Exercise goal:
Pick out each line of the listing below that contains the string "units", and copy those lines as they appear.

Records:
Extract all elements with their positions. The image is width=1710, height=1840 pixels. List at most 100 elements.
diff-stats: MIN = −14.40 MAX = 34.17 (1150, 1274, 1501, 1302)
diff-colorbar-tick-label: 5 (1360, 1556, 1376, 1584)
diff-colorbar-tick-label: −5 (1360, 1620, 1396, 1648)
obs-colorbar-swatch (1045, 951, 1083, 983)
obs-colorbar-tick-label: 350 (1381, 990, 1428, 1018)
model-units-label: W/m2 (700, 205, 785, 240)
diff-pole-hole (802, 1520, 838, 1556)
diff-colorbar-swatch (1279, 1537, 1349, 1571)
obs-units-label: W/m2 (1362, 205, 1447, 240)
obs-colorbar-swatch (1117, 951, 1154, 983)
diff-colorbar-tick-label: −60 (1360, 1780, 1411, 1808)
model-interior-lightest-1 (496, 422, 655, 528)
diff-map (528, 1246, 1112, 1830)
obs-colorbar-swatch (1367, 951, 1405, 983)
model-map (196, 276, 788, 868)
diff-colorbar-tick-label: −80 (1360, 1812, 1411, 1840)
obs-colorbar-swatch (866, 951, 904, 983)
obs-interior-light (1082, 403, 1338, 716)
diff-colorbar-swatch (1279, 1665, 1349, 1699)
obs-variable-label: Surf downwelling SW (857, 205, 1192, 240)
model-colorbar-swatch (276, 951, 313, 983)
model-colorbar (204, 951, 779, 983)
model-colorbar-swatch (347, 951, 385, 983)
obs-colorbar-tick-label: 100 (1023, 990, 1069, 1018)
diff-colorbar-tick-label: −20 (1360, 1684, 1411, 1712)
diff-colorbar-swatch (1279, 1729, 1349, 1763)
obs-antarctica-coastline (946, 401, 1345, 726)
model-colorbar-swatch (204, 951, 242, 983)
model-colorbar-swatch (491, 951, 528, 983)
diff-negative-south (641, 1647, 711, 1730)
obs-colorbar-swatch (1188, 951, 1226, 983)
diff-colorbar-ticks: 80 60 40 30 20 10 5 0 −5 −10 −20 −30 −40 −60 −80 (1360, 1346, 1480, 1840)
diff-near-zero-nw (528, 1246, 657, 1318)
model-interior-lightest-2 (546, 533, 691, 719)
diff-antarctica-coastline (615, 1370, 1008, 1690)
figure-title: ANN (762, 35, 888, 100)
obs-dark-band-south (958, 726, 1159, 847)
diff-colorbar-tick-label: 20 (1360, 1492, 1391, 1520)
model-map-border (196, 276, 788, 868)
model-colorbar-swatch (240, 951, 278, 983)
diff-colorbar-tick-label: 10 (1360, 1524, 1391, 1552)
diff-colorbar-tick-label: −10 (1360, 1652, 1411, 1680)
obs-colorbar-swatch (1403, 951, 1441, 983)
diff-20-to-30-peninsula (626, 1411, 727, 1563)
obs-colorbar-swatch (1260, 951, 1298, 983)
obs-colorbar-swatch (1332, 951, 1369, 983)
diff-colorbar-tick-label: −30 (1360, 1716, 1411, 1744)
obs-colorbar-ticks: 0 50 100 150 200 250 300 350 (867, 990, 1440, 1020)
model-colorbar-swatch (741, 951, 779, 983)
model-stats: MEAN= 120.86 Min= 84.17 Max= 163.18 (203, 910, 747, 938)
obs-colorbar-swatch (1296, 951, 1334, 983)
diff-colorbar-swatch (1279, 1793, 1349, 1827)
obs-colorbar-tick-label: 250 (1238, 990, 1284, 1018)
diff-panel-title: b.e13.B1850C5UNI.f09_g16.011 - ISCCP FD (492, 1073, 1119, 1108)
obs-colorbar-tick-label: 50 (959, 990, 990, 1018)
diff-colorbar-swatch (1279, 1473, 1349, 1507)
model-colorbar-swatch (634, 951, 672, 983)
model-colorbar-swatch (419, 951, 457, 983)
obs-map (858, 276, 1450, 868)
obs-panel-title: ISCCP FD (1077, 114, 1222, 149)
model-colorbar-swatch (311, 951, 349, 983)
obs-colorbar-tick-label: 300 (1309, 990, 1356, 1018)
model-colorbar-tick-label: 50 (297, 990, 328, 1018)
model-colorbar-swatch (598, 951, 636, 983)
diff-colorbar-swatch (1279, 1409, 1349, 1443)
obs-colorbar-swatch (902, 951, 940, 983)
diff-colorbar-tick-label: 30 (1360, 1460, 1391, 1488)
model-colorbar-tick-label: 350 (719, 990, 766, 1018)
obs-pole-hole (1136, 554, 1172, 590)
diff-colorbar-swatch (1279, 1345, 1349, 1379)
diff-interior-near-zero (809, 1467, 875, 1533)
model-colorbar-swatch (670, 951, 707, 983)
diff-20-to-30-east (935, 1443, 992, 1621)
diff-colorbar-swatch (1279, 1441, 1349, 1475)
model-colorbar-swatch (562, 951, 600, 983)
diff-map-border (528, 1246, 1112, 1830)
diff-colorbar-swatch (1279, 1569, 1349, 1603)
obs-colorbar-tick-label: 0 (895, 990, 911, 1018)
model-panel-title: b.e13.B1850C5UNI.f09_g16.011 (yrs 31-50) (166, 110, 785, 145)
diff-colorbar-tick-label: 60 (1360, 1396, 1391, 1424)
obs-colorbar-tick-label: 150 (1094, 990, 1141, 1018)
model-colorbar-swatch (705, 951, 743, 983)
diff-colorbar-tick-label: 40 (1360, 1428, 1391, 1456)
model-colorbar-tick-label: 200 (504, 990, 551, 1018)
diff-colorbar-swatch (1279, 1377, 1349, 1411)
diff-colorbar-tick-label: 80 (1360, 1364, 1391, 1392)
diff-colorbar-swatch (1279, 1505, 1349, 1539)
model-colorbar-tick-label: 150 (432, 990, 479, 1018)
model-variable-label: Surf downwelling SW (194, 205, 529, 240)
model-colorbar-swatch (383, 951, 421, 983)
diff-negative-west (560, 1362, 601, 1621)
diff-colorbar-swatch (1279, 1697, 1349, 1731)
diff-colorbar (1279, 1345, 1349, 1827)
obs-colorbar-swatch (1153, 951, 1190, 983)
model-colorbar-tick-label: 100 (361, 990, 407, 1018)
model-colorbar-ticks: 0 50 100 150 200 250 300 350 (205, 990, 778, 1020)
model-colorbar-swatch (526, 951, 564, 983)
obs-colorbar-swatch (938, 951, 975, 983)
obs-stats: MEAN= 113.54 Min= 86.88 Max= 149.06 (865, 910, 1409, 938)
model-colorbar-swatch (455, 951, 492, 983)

Correct result:
model-units-label: W/m2 (700, 205, 785, 240)
obs-units-label: W/m2 (1362, 205, 1447, 240)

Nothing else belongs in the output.